> WHAT THIS TASK INVOLVES: Gather the lines below that include the string "Casamata", copying each in full.

Data items:
_ _ _

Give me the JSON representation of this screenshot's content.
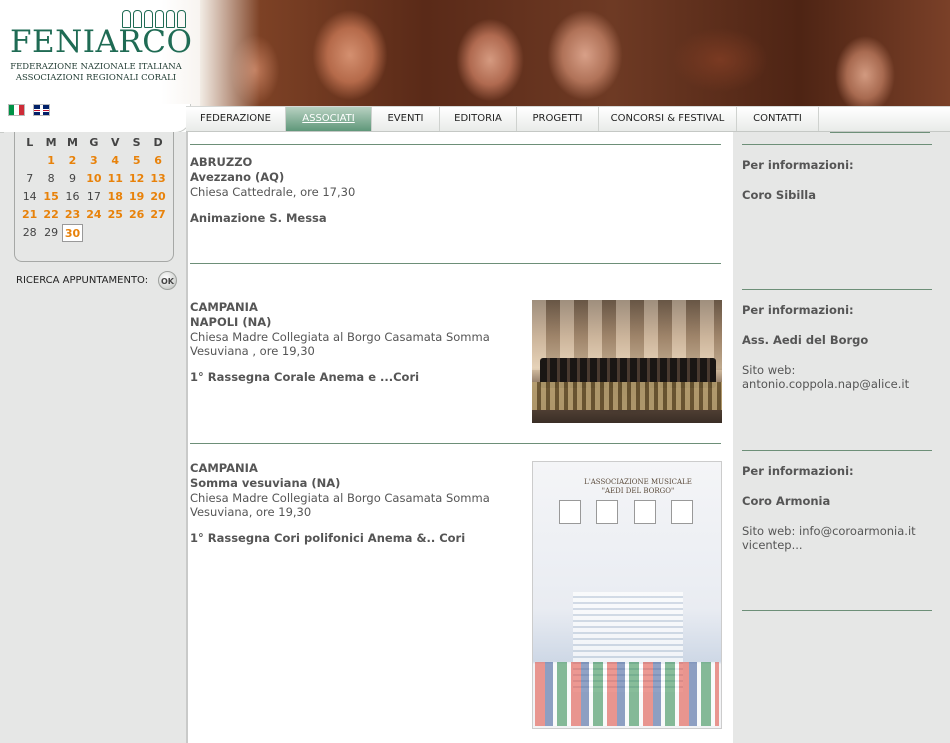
{
  "header": {
    "logo_text": "FENIARCO",
    "logo_sub_1": "FEDERAZIONE NAZIONALE ITALIANA",
    "logo_sub_2": "ASSOCIAZIONI REGIONALI CORALI"
  },
  "nav": {
    "items": [
      {
        "label": "FEDERAZIONE",
        "active": false
      },
      {
        "label": "ASSOCIATI",
        "active": true
      },
      {
        "label": "EVENTI",
        "active": false
      },
      {
        "label": "EDITORIA",
        "active": false
      },
      {
        "label": "PROGETTI",
        "active": false
      },
      {
        "label": "CONCORSI & FESTIVAL",
        "active": false
      },
      {
        "label": "CONTATTI",
        "active": false
      }
    ]
  },
  "calendar": {
    "days_header": [
      "L",
      "M",
      "M",
      "G",
      "V",
      "S",
      "D"
    ],
    "weeks": [
      [
        "",
        "1",
        "2",
        "3",
        "4",
        "5",
        "6"
      ],
      [
        "7",
        "8",
        "9",
        "10",
        "11",
        "12",
        "13"
      ],
      [
        "14",
        "15",
        "16",
        "17",
        "18",
        "19",
        "20"
      ],
      [
        "21",
        "22",
        "23",
        "24",
        "25",
        "26",
        "27"
      ],
      [
        "28",
        "29",
        "30",
        "",
        "",
        "",
        ""
      ]
    ],
    "event_days": [
      "1",
      "2",
      "3",
      "4",
      "5",
      "6",
      "10",
      "11",
      "12",
      "13",
      "15",
      "18",
      "19",
      "20",
      "21",
      "22",
      "23",
      "24",
      "25",
      "26",
      "27",
      "30"
    ],
    "today": "30"
  },
  "search": {
    "label": "RICERCA APPUNTAMENTO:",
    "ok_label": "OK"
  },
  "events": [
    {
      "region": "ABRUZZO",
      "city": "Avezzano (AQ)",
      "place": "Chiesa Cattedrale, ore 17,30",
      "title": "Animazione S. Messa",
      "info_label": "Per informazioni:",
      "coro": "Coro Sibilla",
      "web": ""
    },
    {
      "region": "CAMPANIA",
      "city": "NAPOLI (NA)",
      "place": "Chiesa Madre Collegiata al Borgo Casamata Somma Vesuviana , ore 19,30",
      "title": "1° Rassegna Corale Anema e ...Cori",
      "info_label": "Per informazioni:",
      "coro": "Ass. Aedi del Borgo",
      "web": "Sito web: antonio.coppola.nap@alice.it"
    },
    {
      "region": "CAMPANIA",
      "city": "Somma vesuviana (NA)",
      "place": "Chiesa Madre Collegiata al Borgo Casamata Somma Vesuviana, ore 19,30",
      "title": "1° Rassegna Cori polifonici Anema &.. Cori",
      "info_label": "Per informazioni:",
      "coro": "Coro Armonia",
      "web": "Sito web: info@coroarmonia.it vicentep..."
    }
  ],
  "poster": {
    "title_line_1": "L'ASSOCIAZIONE MUSICALE",
    "title_line_2": "\"AEDI DEL BORGO\""
  }
}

_ _ _

> EXERCISE OUTPUT:
      "place": "Chiesa Madre Collegiata al Borgo Casamata Somma Vesuviana , ore 19,30",
      "place": "Chiesa Madre Collegiata al Borgo Casamata Somma Vesuviana, ore 19,30",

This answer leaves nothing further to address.